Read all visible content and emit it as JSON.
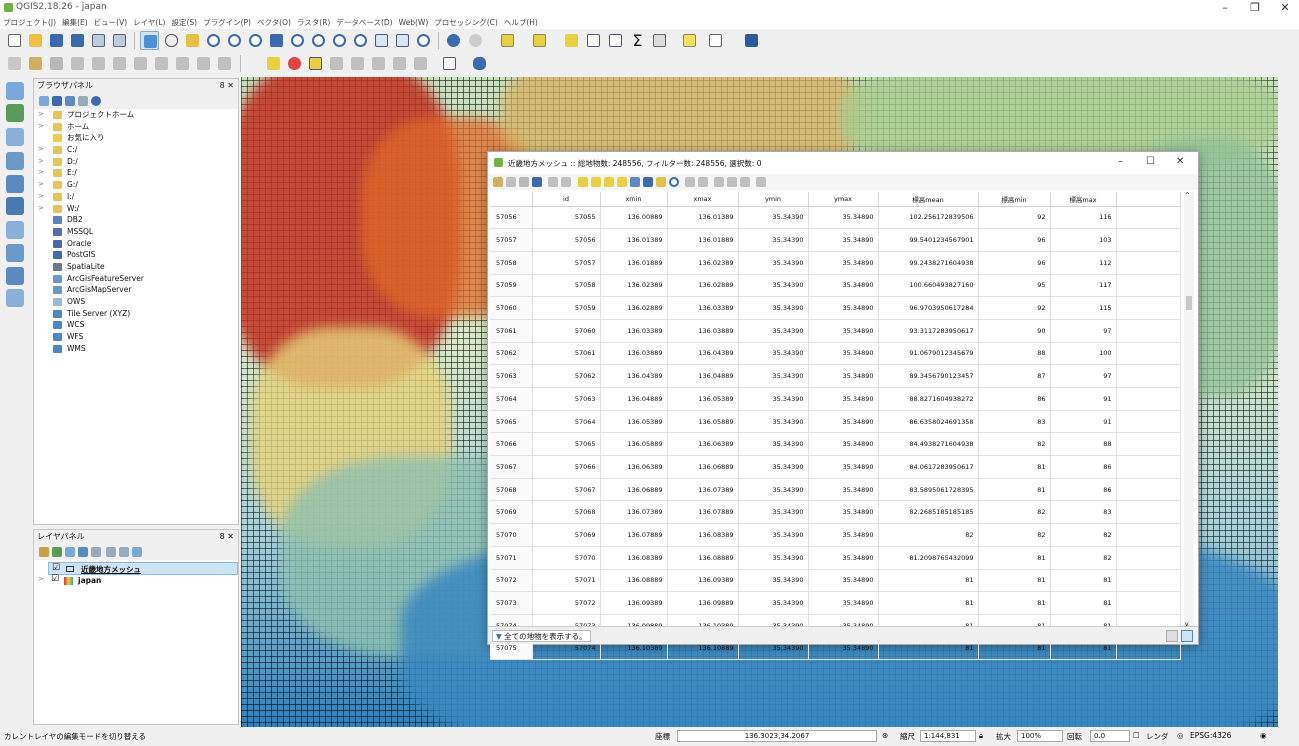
{
  "app": {
    "title": "QGIS2.18.26 - japan",
    "window_controls": [
      "–",
      "❐",
      "✕"
    ]
  },
  "menubar": [
    "プロジェクト(J)",
    "編集(E)",
    "ビュー(V)",
    "レイヤ(L)",
    "設定(S)",
    "プラグイン(P)",
    "ベクタ(O)",
    "ラスタ(R)",
    "データベース(D)",
    "Web(W)",
    "プロセッシング(C)",
    "ヘルプ(H)"
  ],
  "browser_panel": {
    "title": "ブラウザパネル",
    "close": "8 ✕",
    "items": [
      {
        "label": "プロジェクトホーム",
        "arrow": ">",
        "color": "#e7c45a"
      },
      {
        "label": "ホーム",
        "arrow": ">",
        "color": "#e7c45a"
      },
      {
        "label": "お気に入り",
        "arrow": "",
        "color": "#f2c94c"
      },
      {
        "label": "C:/",
        "arrow": ">",
        "color": "#e7c45a"
      },
      {
        "label": "D:/",
        "arrow": ">",
        "color": "#e7c45a"
      },
      {
        "label": "E:/",
        "arrow": ">",
        "color": "#e7c45a"
      },
      {
        "label": "G:/",
        "arrow": ">",
        "color": "#e7c45a"
      },
      {
        "label": "I:/",
        "arrow": ">",
        "color": "#e7c45a"
      },
      {
        "label": "W:/",
        "arrow": ">",
        "color": "#e7c45a"
      },
      {
        "label": "DB2",
        "arrow": "",
        "color": "#5b7fc7"
      },
      {
        "label": "MSSQL",
        "arrow": "",
        "color": "#5a6fa8"
      },
      {
        "label": "Oracle",
        "arrow": "",
        "color": "#4a68a8"
      },
      {
        "label": "PostGIS",
        "arrow": "",
        "color": "#3a6fb0"
      },
      {
        "label": "SpatiaLite",
        "arrow": "",
        "color": "#6a7a8a"
      },
      {
        "label": "ArcGisFeatureServer",
        "arrow": "",
        "color": "#6a98c8"
      },
      {
        "label": "ArcGisMapServer",
        "arrow": "",
        "color": "#6a98c8"
      },
      {
        "label": "OWS",
        "arrow": "",
        "color": "#9ab8d8"
      },
      {
        "label": "Tile Server (XYZ)",
        "arrow": "",
        "color": "#4a88c8"
      },
      {
        "label": "WCS",
        "arrow": "",
        "color": "#4a88c8"
      },
      {
        "label": "WFS",
        "arrow": "",
        "color": "#4a88c8"
      },
      {
        "label": "WMS",
        "arrow": "",
        "color": "#4a88c8"
      }
    ]
  },
  "layers_panel": {
    "title": "レイヤパネル",
    "close": "8 ✕",
    "layers": [
      {
        "label": "近畿地方メッシュ",
        "checked": "☑",
        "selected": true
      },
      {
        "label": "japan",
        "checked": "☑",
        "selected": false
      }
    ]
  },
  "attribute_table": {
    "title": "近畿地方メッシュ :: 総地物数: 248556, フィルター数: 248556, 選択数: 0",
    "columns": [
      "id",
      "xmin",
      "xmax",
      "ymin",
      "ymax",
      "標高mean",
      "標高min",
      "標高max"
    ],
    "rows": [
      [
        "57056",
        "57055",
        "136.00889",
        "136.01389",
        "35.34390",
        "35.34890",
        "102.256172839506",
        "92",
        "116"
      ],
      [
        "57057",
        "57056",
        "136.01389",
        "136.01889",
        "35.34390",
        "35.34890",
        "99.5401234567901",
        "96",
        "103"
      ],
      [
        "57058",
        "57057",
        "136.01889",
        "136.02389",
        "35.34390",
        "35.34890",
        "99.2438271604938",
        "96",
        "112"
      ],
      [
        "57059",
        "57058",
        "136.02389",
        "136.02889",
        "35.34390",
        "35.34890",
        "100.660493827160",
        "95",
        "117"
      ],
      [
        "57060",
        "57059",
        "136.02889",
        "136.03389",
        "35.34390",
        "35.34890",
        "96.9703950617284",
        "92",
        "115"
      ],
      [
        "57061",
        "57060",
        "136.03389",
        "136.03889",
        "35.34390",
        "35.34890",
        "93.3117283950617",
        "90",
        "97"
      ],
      [
        "57062",
        "57061",
        "136.03889",
        "136.04389",
        "35.34390",
        "35.34890",
        "91.0679012345679",
        "88",
        "100"
      ],
      [
        "57063",
        "57062",
        "136.04389",
        "136.04889",
        "35.34390",
        "35.34890",
        "89.3456790123457",
        "87",
        "97"
      ],
      [
        "57064",
        "57063",
        "136.04889",
        "136.05389",
        "35.34390",
        "35.34890",
        "88.8271604938272",
        "86",
        "91"
      ],
      [
        "57065",
        "57064",
        "136.05389",
        "136.05889",
        "35.34390",
        "35.34890",
        "86.6358024691358",
        "83",
        "91"
      ],
      [
        "57066",
        "57065",
        "136.05889",
        "136.06389",
        "35.34390",
        "35.34890",
        "84.4938271604938",
        "82",
        "88"
      ],
      [
        "57067",
        "57066",
        "136.06389",
        "136.06889",
        "35.34390",
        "35.34890",
        "84.0617283950617",
        "81",
        "86"
      ],
      [
        "57068",
        "57067",
        "136.06889",
        "136.07389",
        "35.34390",
        "35.34890",
        "83.5895061728395",
        "81",
        "86"
      ],
      [
        "57069",
        "57068",
        "136.07389",
        "136.07889",
        "35.34390",
        "35.34890",
        "82.2685185185185",
        "82",
        "83"
      ],
      [
        "57070",
        "57069",
        "136.07889",
        "136.08389",
        "35.34390",
        "35.34890",
        "82",
        "82",
        "82"
      ],
      [
        "57071",
        "57070",
        "136.08389",
        "136.08889",
        "35.34390",
        "35.34890",
        "81.2098765432099",
        "81",
        "82"
      ],
      [
        "57072",
        "57071",
        "136.08889",
        "136.09389",
        "35.34390",
        "35.34890",
        "81",
        "81",
        "81"
      ],
      [
        "57073",
        "57072",
        "136.09389",
        "136.09889",
        "35.34390",
        "35.34890",
        "81",
        "81",
        "81"
      ],
      [
        "57074",
        "57073",
        "136.09889",
        "136.10389",
        "35.34390",
        "35.34890",
        "81",
        "81",
        "81"
      ],
      [
        "57075",
        "57074",
        "136.10389",
        "136.10889",
        "35.34390",
        "35.34890",
        "81",
        "81",
        "81"
      ]
    ],
    "footer_button": "全ての地物を表示する。",
    "window_controls": [
      "–",
      "☐",
      "✕"
    ]
  },
  "statusbar": {
    "message": "カレントレイヤの編集モードを切り替える",
    "coord_label": "座標",
    "coord_value": "136.3023,34.2067",
    "scale_label": "縮尺",
    "scale_value": "1:144,831",
    "zoom_label": "拡大",
    "zoom_value": "100%",
    "rotation_label": "回転",
    "rotation_value": "0.0",
    "render_label": "レンダ",
    "crs": "EPSG:4326"
  }
}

━━━━━━

**REQUIRED WORK**
Your answer should be a single number: the count of lines in the data that include the word "近畿地方メッシュ".

**EXERCISE ANSWER**
2